» **Problem to work on**
Print each line of the listing once more, precisely as given.

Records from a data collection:
>>>>>
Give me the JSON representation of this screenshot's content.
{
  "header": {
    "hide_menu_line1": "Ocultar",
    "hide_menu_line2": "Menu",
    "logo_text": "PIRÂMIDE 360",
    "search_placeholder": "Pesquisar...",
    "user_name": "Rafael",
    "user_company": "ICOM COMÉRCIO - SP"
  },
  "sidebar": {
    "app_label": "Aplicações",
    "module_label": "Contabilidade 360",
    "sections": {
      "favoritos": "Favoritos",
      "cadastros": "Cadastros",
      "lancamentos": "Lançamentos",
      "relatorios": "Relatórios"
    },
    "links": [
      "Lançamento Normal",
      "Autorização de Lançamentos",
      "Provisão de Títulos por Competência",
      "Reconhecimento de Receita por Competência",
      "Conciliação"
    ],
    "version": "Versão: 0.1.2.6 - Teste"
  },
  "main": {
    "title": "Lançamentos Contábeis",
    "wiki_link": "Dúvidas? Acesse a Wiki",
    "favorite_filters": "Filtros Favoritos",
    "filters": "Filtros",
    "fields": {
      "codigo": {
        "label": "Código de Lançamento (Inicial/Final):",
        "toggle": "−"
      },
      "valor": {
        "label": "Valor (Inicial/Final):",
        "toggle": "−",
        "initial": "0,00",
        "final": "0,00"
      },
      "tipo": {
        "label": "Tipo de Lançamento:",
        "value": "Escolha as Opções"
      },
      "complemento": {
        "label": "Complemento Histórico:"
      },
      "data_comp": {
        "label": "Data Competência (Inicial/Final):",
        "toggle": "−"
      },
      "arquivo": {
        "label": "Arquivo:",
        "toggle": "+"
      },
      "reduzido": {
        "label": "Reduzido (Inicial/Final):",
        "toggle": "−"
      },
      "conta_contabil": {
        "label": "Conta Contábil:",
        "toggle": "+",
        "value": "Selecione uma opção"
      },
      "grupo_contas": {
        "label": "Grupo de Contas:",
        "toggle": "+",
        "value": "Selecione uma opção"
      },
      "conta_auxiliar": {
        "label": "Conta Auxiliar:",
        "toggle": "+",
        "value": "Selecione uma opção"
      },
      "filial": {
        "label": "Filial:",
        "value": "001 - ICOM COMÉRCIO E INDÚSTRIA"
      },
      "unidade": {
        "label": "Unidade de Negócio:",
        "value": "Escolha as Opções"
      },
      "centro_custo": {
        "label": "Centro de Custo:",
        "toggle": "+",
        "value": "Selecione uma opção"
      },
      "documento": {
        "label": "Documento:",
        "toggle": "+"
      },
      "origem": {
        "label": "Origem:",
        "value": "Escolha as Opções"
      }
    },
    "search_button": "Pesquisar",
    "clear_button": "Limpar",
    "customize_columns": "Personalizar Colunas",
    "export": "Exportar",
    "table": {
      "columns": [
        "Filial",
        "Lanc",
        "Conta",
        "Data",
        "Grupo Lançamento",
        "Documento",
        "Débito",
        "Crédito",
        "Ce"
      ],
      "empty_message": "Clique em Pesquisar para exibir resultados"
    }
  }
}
<<<<<
» **Response to this exercise**
Give me the JSON representation of this screenshot's content.
{
  "header": {
    "hide_menu_line1": "Ocultar",
    "hide_menu_line2": "Menu",
    "logo_text": "PIRÂMIDE 360",
    "search_placeholder": "Pesquisar...",
    "user_name": "Rafael",
    "user_company": "ICOM COMÉRCIO - SP"
  },
  "sidebar": {
    "app_label": "Aplicações",
    "module_label": "Contabilidade 360",
    "sections": {
      "favoritos": "Favoritos",
      "cadastros": "Cadastros",
      "lancamentos": "Lançamentos",
      "relatorios": "Relatórios"
    },
    "links": [
      "Lançamento Normal",
      "Autorização de Lançamentos",
      "Provisão de Títulos por Competência",
      "Reconhecimento de Receita por Competência",
      "Conciliação"
    ],
    "version": "Versão: 0.1.2.6 - Teste"
  },
  "main": {
    "title": "Lançamentos Contábeis",
    "wiki_link": "Dúvidas? Acesse a Wiki",
    "favorite_filters": "Filtros Favoritos",
    "filters": "Filtros",
    "fields": {
      "codigo": {
        "label": "Código de Lançamento (Inicial/Final):",
        "toggle": "−"
      },
      "valor": {
        "label": "Valor (Inicial/Final):",
        "toggle": "−",
        "initial": "0,00",
        "final": "0,00"
      },
      "tipo": {
        "label": "Tipo de Lançamento:",
        "value": "Escolha as Opções"
      },
      "complemento": {
        "label": "Complemento Histórico:"
      },
      "data_comp": {
        "label": "Data Competência (Inicial/Final):",
        "toggle": "−"
      },
      "arquivo": {
        "label": "Arquivo:",
        "toggle": "+"
      },
      "reduzido": {
        "label": "Reduzido (Inicial/Final):",
        "toggle": "−"
      },
      "conta_contabil": {
        "label": "Conta Contábil:",
        "toggle": "+",
        "value": "Selecione uma opção"
      },
      "grupo_contas": {
        "label": "Grupo de Contas:",
        "toggle": "+",
        "value": "Selecione uma opção"
      },
      "conta_auxiliar": {
        "label": "Conta Auxiliar:",
        "toggle": "+",
        "value": "Selecione uma opção"
      },
      "filial": {
        "label": "Filial:",
        "value": "001 - ICOM COMÉRCIO E INDÚSTRIA"
      },
      "unidade": {
        "label": "Unidade de Negócio:",
        "value": "Escolha as Opções"
      },
      "centro_custo": {
        "label": "Centro de Custo:",
        "toggle": "+",
        "value": "Selecione uma opção"
      },
      "documento": {
        "label": "Documento:",
        "toggle": "+"
      },
      "origem": {
        "label": "Origem:",
        "value": "Escolha as Opções"
      }
    },
    "search_button": "Pesquisar",
    "clear_button": "Limpar",
    "customize_columns": "Personalizar Colunas",
    "export": "Exportar",
    "table": {
      "columns": [
        "Filial",
        "Lanc",
        "Conta",
        "Data",
        "Grupo Lançamento",
        "Documento",
        "Débito",
        "Crédito",
        "Ce"
      ],
      "empty_message": "Clique em Pesquisar para exibir resultados"
    }
  }
}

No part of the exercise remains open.